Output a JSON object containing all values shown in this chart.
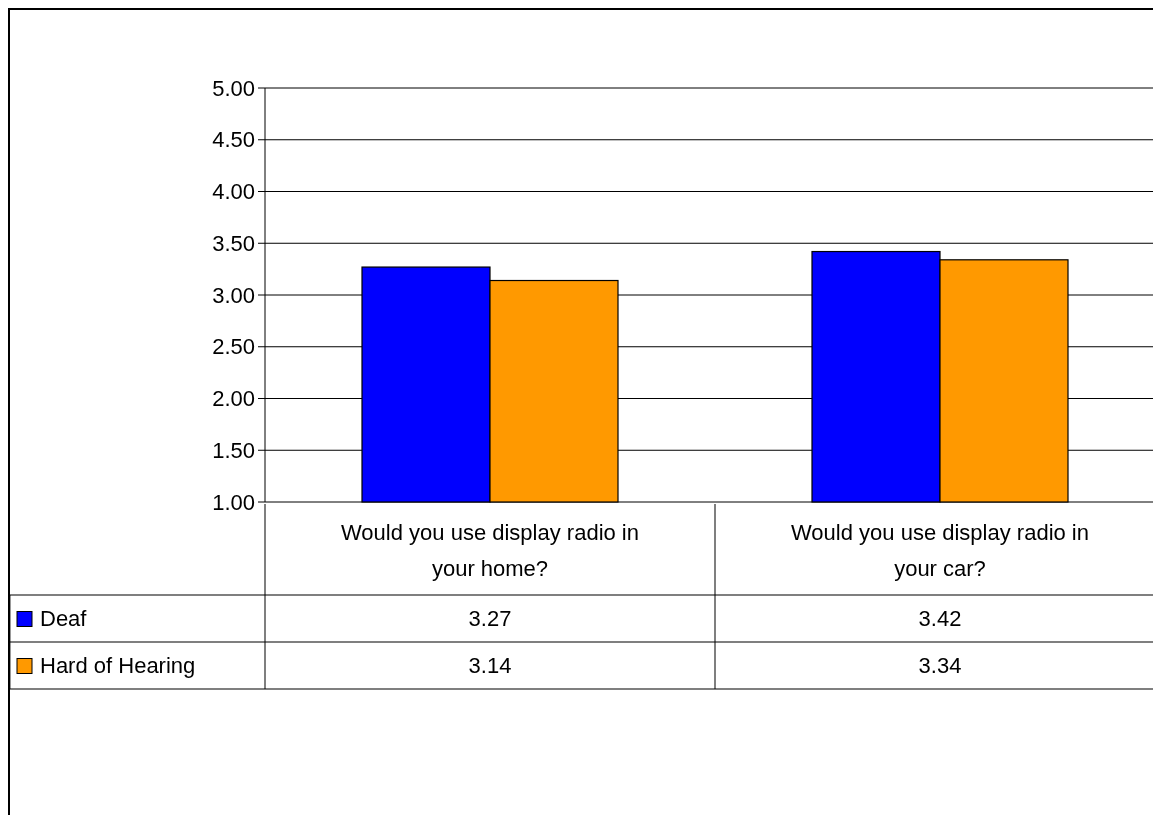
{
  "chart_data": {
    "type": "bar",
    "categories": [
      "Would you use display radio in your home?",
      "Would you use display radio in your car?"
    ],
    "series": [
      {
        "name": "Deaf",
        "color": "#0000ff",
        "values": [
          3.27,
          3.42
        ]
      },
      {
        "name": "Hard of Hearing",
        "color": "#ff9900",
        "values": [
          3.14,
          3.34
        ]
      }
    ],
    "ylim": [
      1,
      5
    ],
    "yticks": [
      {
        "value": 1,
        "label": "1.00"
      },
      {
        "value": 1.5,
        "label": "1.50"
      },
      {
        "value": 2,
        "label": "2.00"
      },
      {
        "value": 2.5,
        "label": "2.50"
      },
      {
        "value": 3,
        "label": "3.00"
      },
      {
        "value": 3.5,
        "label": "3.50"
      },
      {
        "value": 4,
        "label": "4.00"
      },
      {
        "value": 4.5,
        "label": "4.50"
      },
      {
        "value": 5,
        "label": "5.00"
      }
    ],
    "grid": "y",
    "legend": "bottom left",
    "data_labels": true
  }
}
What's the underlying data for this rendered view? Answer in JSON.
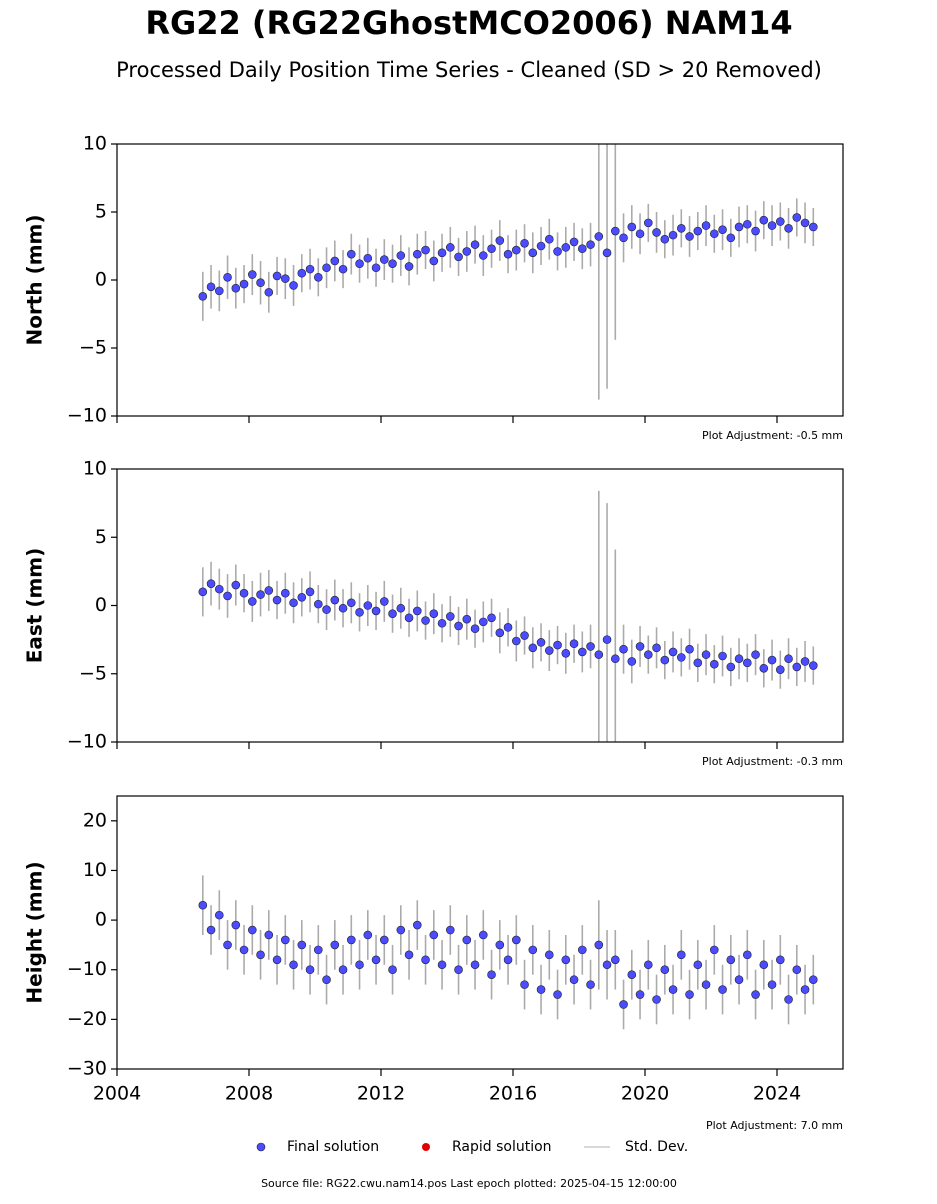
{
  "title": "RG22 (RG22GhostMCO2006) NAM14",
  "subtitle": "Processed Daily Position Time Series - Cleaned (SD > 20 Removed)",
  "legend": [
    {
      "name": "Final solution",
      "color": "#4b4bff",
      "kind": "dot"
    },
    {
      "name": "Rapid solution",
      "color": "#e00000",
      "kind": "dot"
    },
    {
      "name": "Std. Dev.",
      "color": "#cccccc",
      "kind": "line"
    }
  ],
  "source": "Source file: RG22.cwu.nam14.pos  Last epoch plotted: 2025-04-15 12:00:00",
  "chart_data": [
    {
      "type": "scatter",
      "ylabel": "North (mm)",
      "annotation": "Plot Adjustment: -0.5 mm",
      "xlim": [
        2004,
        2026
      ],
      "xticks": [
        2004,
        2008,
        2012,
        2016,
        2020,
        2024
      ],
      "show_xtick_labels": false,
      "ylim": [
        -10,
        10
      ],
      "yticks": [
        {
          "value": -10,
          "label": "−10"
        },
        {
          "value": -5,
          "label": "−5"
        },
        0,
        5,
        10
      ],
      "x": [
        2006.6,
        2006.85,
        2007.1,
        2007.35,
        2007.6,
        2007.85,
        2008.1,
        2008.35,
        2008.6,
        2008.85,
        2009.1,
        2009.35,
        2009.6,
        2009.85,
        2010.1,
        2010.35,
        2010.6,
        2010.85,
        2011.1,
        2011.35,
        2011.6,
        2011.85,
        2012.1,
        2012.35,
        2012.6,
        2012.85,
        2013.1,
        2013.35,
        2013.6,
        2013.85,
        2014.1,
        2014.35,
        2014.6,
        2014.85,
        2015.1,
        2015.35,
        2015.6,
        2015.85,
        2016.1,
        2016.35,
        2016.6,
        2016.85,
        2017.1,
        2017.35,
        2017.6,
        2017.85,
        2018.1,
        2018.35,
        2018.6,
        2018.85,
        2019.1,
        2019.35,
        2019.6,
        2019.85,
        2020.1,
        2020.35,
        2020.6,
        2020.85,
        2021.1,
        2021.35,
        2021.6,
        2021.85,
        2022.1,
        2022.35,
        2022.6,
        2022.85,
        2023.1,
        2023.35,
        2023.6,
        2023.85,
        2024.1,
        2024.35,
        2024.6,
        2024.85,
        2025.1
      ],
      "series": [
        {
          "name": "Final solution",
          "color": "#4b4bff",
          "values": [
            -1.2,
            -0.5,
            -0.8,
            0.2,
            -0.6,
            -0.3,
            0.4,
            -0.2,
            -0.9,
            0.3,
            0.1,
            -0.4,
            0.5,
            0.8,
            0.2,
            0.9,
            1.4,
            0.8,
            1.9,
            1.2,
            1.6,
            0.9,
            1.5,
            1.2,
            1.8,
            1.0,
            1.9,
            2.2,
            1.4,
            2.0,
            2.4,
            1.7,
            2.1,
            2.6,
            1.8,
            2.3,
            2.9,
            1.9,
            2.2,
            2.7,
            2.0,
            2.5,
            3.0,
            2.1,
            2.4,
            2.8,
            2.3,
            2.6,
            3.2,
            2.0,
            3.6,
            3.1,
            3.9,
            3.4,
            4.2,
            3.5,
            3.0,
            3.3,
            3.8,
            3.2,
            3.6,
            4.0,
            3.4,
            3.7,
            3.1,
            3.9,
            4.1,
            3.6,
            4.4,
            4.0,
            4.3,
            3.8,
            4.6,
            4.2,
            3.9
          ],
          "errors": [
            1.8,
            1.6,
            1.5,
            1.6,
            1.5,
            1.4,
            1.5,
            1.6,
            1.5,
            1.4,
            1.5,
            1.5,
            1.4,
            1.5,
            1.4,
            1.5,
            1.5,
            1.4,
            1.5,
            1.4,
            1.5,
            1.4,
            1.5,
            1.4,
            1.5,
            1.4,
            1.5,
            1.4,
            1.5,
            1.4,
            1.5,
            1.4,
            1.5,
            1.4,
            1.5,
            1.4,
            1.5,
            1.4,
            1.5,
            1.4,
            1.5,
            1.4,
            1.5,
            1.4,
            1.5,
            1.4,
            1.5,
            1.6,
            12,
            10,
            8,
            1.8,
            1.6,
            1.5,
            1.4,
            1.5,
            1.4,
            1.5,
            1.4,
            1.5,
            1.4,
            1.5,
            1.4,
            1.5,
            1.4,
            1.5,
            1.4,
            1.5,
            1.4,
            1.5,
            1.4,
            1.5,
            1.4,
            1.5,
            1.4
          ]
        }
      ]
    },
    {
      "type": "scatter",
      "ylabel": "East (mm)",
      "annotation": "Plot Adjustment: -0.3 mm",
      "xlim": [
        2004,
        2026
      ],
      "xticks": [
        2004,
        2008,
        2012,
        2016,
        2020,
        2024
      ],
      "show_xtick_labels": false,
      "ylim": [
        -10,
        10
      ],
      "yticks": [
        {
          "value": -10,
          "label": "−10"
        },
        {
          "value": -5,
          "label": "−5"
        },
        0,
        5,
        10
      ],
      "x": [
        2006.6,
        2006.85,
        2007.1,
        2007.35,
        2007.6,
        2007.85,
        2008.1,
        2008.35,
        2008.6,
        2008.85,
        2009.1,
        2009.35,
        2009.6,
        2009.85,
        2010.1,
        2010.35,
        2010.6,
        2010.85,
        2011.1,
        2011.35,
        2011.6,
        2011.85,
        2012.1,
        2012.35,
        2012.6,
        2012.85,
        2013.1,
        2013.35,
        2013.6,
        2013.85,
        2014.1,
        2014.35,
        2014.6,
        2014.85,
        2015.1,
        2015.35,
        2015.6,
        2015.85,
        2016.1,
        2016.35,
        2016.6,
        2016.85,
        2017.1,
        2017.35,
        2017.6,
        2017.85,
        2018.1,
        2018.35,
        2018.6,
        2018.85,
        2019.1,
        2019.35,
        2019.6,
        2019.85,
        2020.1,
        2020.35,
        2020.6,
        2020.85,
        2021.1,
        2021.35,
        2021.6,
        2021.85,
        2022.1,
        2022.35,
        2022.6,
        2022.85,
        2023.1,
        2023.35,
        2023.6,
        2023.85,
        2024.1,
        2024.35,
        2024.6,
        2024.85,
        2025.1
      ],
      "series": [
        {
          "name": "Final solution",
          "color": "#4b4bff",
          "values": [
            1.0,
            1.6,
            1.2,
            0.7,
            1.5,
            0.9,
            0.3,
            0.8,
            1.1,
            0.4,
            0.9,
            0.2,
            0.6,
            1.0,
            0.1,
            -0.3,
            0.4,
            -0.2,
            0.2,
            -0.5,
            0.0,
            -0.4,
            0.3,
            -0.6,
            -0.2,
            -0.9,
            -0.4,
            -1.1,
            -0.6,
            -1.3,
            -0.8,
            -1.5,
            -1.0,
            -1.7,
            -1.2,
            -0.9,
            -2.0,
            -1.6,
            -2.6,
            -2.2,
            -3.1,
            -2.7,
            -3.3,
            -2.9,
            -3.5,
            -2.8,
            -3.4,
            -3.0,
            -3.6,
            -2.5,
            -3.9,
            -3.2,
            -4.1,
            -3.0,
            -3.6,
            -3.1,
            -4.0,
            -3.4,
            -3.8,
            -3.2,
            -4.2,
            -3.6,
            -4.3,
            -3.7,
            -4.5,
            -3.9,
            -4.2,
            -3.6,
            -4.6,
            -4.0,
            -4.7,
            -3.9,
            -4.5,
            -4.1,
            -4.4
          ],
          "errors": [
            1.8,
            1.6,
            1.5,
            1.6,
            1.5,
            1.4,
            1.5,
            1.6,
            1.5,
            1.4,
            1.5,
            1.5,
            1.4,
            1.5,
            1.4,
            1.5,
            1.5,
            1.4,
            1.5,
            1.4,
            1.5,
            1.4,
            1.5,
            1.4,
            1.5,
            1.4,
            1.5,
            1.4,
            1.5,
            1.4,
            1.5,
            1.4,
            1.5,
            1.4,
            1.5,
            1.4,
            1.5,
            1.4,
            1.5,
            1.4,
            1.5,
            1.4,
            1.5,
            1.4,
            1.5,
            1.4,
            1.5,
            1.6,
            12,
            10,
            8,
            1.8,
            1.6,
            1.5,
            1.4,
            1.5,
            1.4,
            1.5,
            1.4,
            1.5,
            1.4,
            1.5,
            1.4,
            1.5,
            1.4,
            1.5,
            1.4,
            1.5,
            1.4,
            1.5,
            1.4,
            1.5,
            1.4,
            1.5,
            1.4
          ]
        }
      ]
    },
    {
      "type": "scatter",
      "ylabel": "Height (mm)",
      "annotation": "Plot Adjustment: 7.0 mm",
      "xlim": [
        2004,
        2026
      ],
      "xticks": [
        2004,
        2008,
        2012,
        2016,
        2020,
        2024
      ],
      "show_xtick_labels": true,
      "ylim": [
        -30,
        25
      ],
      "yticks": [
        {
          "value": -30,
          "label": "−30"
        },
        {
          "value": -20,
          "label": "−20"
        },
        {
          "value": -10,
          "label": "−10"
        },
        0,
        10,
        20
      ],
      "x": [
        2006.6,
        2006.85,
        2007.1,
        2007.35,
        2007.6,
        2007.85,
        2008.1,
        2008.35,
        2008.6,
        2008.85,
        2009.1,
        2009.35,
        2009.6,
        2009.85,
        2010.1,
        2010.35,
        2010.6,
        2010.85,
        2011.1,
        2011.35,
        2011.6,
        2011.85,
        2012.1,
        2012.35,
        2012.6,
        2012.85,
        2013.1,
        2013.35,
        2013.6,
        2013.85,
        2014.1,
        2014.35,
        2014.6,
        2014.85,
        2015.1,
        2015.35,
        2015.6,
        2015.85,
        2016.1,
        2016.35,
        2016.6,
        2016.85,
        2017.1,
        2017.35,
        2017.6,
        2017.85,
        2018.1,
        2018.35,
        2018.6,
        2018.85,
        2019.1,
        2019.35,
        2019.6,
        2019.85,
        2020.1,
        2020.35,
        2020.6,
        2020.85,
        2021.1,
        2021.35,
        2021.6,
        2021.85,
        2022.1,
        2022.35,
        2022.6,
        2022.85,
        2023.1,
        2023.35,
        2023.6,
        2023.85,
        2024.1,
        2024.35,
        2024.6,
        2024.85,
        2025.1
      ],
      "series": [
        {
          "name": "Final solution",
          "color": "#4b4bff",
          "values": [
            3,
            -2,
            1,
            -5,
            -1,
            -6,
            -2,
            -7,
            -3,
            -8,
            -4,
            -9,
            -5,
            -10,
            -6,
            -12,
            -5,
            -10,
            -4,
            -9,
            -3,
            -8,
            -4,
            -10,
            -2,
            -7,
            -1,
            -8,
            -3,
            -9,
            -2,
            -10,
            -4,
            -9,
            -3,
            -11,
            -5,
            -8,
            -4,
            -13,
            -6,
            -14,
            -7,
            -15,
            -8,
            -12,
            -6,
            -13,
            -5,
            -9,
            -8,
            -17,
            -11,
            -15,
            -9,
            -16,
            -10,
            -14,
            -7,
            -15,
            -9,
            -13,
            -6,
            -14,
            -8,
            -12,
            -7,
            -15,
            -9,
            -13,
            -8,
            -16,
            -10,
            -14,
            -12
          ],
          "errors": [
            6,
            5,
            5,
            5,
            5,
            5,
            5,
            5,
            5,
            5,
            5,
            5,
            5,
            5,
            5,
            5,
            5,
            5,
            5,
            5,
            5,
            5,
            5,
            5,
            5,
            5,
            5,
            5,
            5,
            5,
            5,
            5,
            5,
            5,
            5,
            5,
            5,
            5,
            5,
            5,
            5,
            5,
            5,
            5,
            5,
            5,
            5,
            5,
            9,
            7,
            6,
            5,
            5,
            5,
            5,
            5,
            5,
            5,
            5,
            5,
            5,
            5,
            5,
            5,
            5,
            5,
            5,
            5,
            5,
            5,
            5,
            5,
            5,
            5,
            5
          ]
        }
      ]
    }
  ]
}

Given exercise →
Find every line in the records that contains the word "your"; copy those lines.

The solution →
      "Would you use display radio in your home?",
      "Would you use display radio in your car?"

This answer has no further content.